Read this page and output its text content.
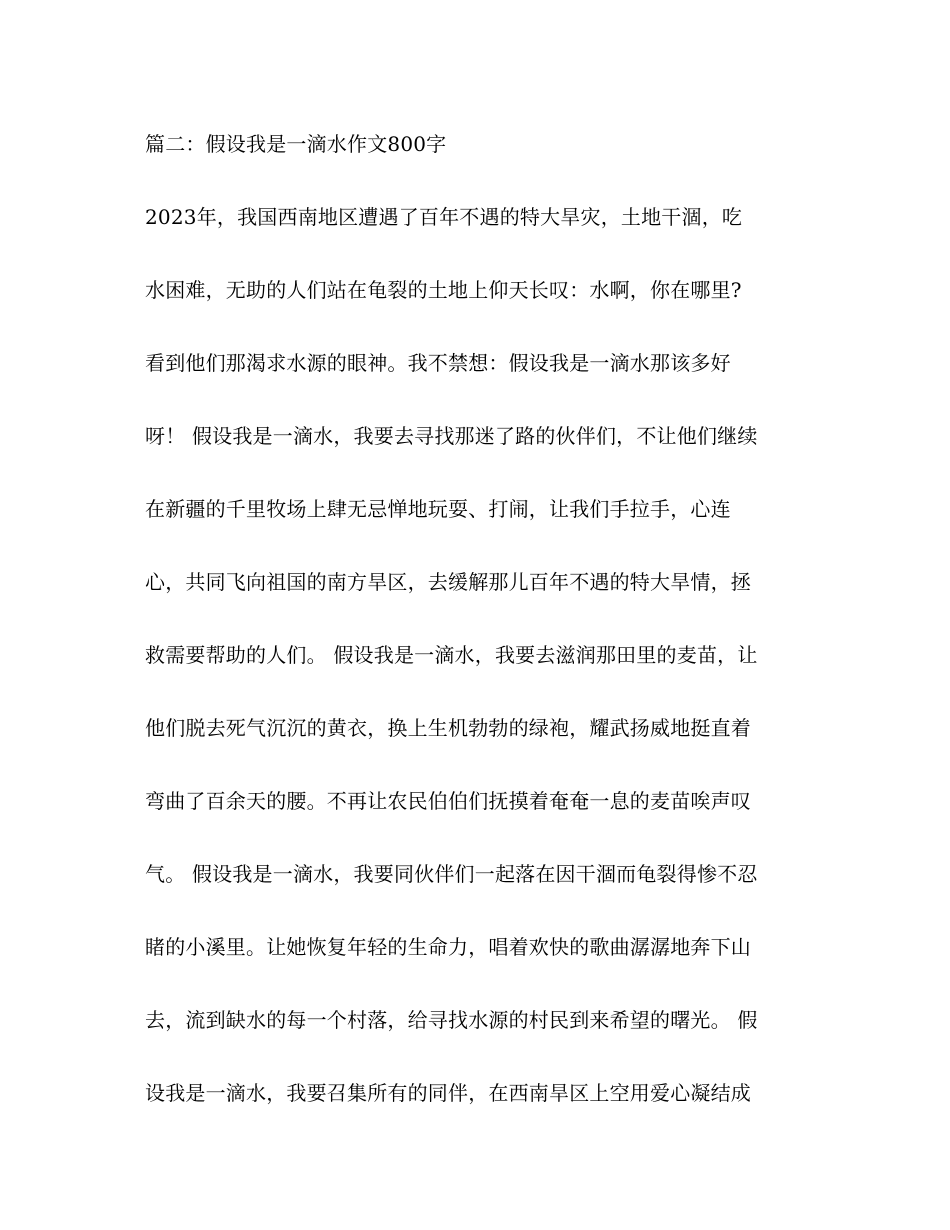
篇二：假设我是一滴水作文800字
2023年，我国西南地区遭遇了百年不遇的特大旱灾，土地干涸，吃
水困难，无助的人们站在龟裂的土地上仰天长叹：水啊，你在哪里?
看到他们那渴求水源的眼神。我不禁想：假设我是一滴水那该多好
呀！ 假设我是一滴水，我要去寻找那迷了路的伙伴们，不让他们继续
在新疆的千里牧场上肆无忌惮地玩耍、打闹，让我们手拉手，心连
心，共同飞向祖国的南方旱区，去缓解那儿百年不遇的特大旱情，拯
救需要帮助的人们。 假设我是一滴水，我要去滋润那田里的麦苗，让
他们脱去死气沉沉的黄衣，换上生机勃勃的绿袍，耀武扬威地挺直着
弯曲了百余天的腰。不再让农民伯伯们抚摸着奄奄一息的麦苗唉声叹
气。 假设我是一滴水，我要同伙伴们一起落在因干涸而龟裂得惨不忍
睹的小溪里。让她恢复年轻的生命力，唱着欢快的歌曲潺潺地奔下山
去，流到缺水的每一个村落，给寻找水源的村民到来希望的曙光。 假
设我是一滴水，我要召集所有的同伴，在西南旱区上空用爱心凝结成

* * *

[Given exercise]
Leave out the pictures and print every line of the data exactly.

[Expected output]
Read this page and output its text content.
篇二：假设我是一滴水作文800字
2023年，我国西南地区遭遇了百年不遇的特大旱灾，土地干涸，吃
水困难，无助的人们站在龟裂的土地上仰天长叹：水啊，你在哪里?
看到他们那渴求水源的眼神。我不禁想：假设我是一滴水那该多好
呀！ 假设我是一滴水，我要去寻找那迷了路的伙伴们，不让他们继续
在新疆的千里牧场上肆无忌惮地玩耍、打闹，让我们手拉手，心连
心，共同飞向祖国的南方旱区，去缓解那儿百年不遇的特大旱情，拯
救需要帮助的人们。 假设我是一滴水，我要去滋润那田里的麦苗，让
他们脱去死气沉沉的黄衣，换上生机勃勃的绿袍，耀武扬威地挺直着
弯曲了百余天的腰。不再让农民伯伯们抚摸着奄奄一息的麦苗唉声叹
气。 假设我是一滴水，我要同伙伴们一起落在因干涸而龟裂得惨不忍
睹的小溪里。让她恢复年轻的生命力，唱着欢快的歌曲潺潺地奔下山
去，流到缺水的每一个村落，给寻找水源的村民到来希望的曙光。 假
设我是一滴水，我要召集所有的同伴，在西南旱区上空用爱心凝结成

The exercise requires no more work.